§ WORK ITEM
Print every entry exactly as written and exclude all images.

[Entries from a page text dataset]
+ + + + + + +

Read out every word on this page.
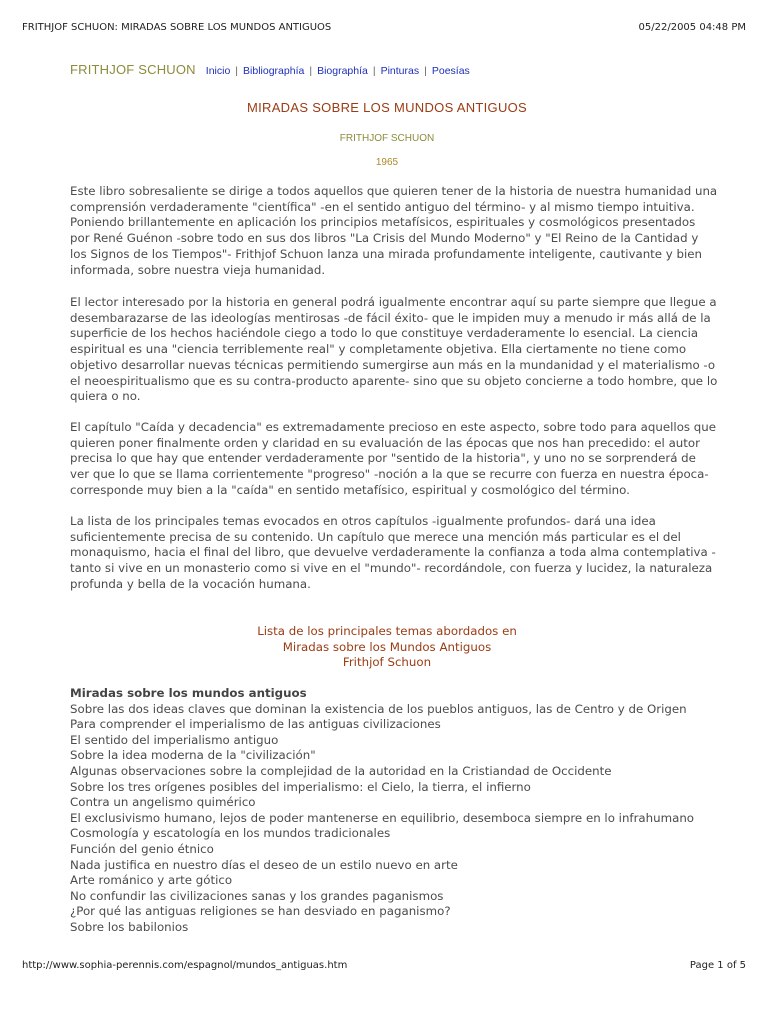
FRITHJOF SCHUON: MIRADAS SOBRE LOS MUNDOS ANTIGUOS	05/22/2005 04:48 PM
FRITHJOF SCHUON Inicio | Bibliographía | Biographía | Pinturas | Poesías
MIRADAS SOBRE LOS MUNDOS ANTIGUOS
FRITHJOF SCHUON
1965

Este libro sobresaliente se dirige a todos aquellos que quieren tener de la historia de nuestra humanidad una comprensión verdaderamente "científica" -en el sentido antiguo del término- y al mismo tiempo intuitiva. Poniendo brillantemente en aplicación los principios metafísicos, espirituales y cosmológicos presentados por René Guénon -sobre todo en sus dos libros "La Crisis del Mundo Moderno" y "El Reino de la Cantidad y los Signos de los Tiempos"- Frithjof Schuon lanza una mirada profundamente inteligente, cautivante y bien informada, sobre nuestra vieja humanidad.

El lector interesado por la historia en general podrá igualmente encontrar aquí su parte siempre que llegue a desembarazarse de las ideologías mentirosas -de fácil éxito- que le impiden muy a menudo ir más allá de la superficie de los hechos haciéndole ciego a todo lo que constituye verdaderamente lo esencial. La ciencia espiritual es una "ciencia terriblemente real" y completamente objetiva. Ella ciertamente no tiene como objetivo desarrollar nuevas técnicas permitiendo sumergirse aun más en la mundanidad y el materialismo -o el neoespiritualismo que es su contra-producto aparente- sino que su objeto concierne a todo hombre, que lo quiera o no.

El capítulo "Caída y decadencia" es extremadamente precioso en este aspecto, sobre todo para aquellos que quieren poner finalmente orden y claridad en su evaluación de las épocas que nos han precedido: el autor precisa lo que hay que entender verdaderamente por "sentido de la historia", y uno no se sorprenderá de ver que lo que se llama corrientemente "progreso" -noción a la que se recurre con fuerza en nuestra época- corresponde muy bien a la "caída" en sentido metafísico, espiritual y cosmológico del término.

La lista de los principales temas evocados en otros capítulos -igualmente profundos- dará una idea suficientemente precisa de su contenido. Un capítulo que merece una mención más particular es el del monaquismo, hacia el final del libro, que devuelve verdaderamente la confianza a toda alma contemplativa -tanto si vive en un monasterio como si vive en el "mundo"- recordándole, con fuerza y lucidez, la naturaleza profunda y bella de la vocación humana.

Lista de los principales temas abordados en
Miradas sobre los Mundos Antiguos
Frithjof Schuon
Miradas sobre los mundos antiguos
Sobre las dos ideas claves que dominan la existencia de los pueblos antiguos, las de Centro y de Origen
Para comprender el imperialismo de las antiguas civilizaciones
El sentido del imperialismo antiguo
Sobre la idea moderna de la "civilización"
Algunas observaciones sobre la complejidad de la autoridad en la Cristiandad de Occidente
Sobre los tres orígenes posibles del imperialismo: el Cielo, la tierra, el infierno
Contra un angelismo quimérico
El exclusivismo humano, lejos de poder mantenerse en equilibrio, desemboca siempre en lo infrahumano
Cosmología y escatología en los mundos tradicionales
Función del genio étnico
Nada justifica en nuestro días el deseo de un estilo nuevo en arte
Arte románico y arte gótico
No confundir las civilizaciones sanas y los grandes paganismos
¿Por qué las antiguas religiones se han desviado en paganismo?
Sobre los babilonios
http://www.sophia-perennis.com/espagnol/mundos_antiguas.htm	Page 1 of 5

+ + + + + + +

§ TASK RESPONSE
Read out every word on this page.
FRITHJOF SCHUON: MIRADAS SOBRE LOS MUNDOS ANTIGUOS	05/22/2005 04:48 PM
FRITHJOF SCHUON Inicio | Bibliographía | Biographía | Pinturas | Poesías
MIRADAS SOBRE LOS MUNDOS ANTIGUOS
FRITHJOF SCHUON
1965

Este libro sobresaliente se dirige a todos aquellos que quieren tener de la historia de nuestra humanidad una comprensión verdaderamente "científica" -en el sentido antiguo del término- y al mismo tiempo intuitiva. Poniendo brillantemente en aplicación los principios metafísicos, espirituales y cosmológicos presentados por René Guénon -sobre todo en sus dos libros "La Crisis del Mundo Moderno" y "El Reino de la Cantidad y los Signos de los Tiempos"- Frithjof Schuon lanza una mirada profundamente inteligente, cautivante y bien informada, sobre nuestra vieja humanidad.

El lector interesado por la historia en general podrá igualmente encontrar aquí su parte siempre que llegue a desembarazarse de las ideologías mentirosas -de fácil éxito- que le impiden muy a menudo ir más allá de la superficie de los hechos haciéndole ciego a todo lo que constituye verdaderamente lo esencial. La ciencia espiritual es una "ciencia terriblemente real" y completamente objetiva. Ella ciertamente no tiene como objetivo desarrollar nuevas técnicas permitiendo sumergirse aun más en la mundanidad y el materialismo -o el neoespiritualismo que es su contra-producto aparente- sino que su objeto concierne a todo hombre, que lo quiera o no.

El capítulo "Caída y decadencia" es extremadamente precioso en este aspecto, sobre todo para aquellos que quieren poner finalmente orden y claridad en su evaluación de las épocas que nos han precedido: el autor precisa lo que hay que entender verdaderamente por "sentido de la historia", y uno no se sorprenderá de ver que lo que se llama corrientemente "progreso" -noción a la que se recurre con fuerza en nuestra época- corresponde muy bien a la "caída" en sentido metafísico, espiritual y cosmológico del término.

La lista de los principales temas evocados en otros capítulos -igualmente profundos- dará una idea suficientemente precisa de su contenido. Un capítulo que merece una mención más particular es el del monaquismo, hacia el final del libro, que devuelve verdaderamente la confianza a toda alma contemplativa -tanto si vive en un monasterio como si vive en el "mundo"- recordándole, con fuerza y lucidez, la naturaleza profunda y bella de la vocación humana.

Lista de los principales temas abordados en
Miradas sobre los Mundos Antiguos
Frithjof Schuon
Miradas sobre los mundos antiguos
Sobre las dos ideas claves que dominan la existencia de los pueblos antiguos, las de Centro y de Origen
Para comprender el imperialismo de las antiguas civilizaciones
El sentido del imperialismo antiguo
Sobre la idea moderna de la "civilización"
Algunas observaciones sobre la complejidad de la autoridad en la Cristiandad de Occidente
Sobre los tres orígenes posibles del imperialismo: el Cielo, la tierra, el infierno
Contra un angelismo quimérico
El exclusivismo humano, lejos de poder mantenerse en equilibrio, desemboca siempre en lo infrahumano
Cosmología y escatología en los mundos tradicionales
Función del genio étnico
Nada justifica en nuestro días el deseo de un estilo nuevo en arte
Arte románico y arte gótico
No confundir las civilizaciones sanas y los grandes paganismos
¿Por qué las antiguas religiones se han desviado en paganismo?
Sobre los babilonios
http://www.sophia-perennis.com/espagnol/mundos_antiguas.htm	Page 1 of 5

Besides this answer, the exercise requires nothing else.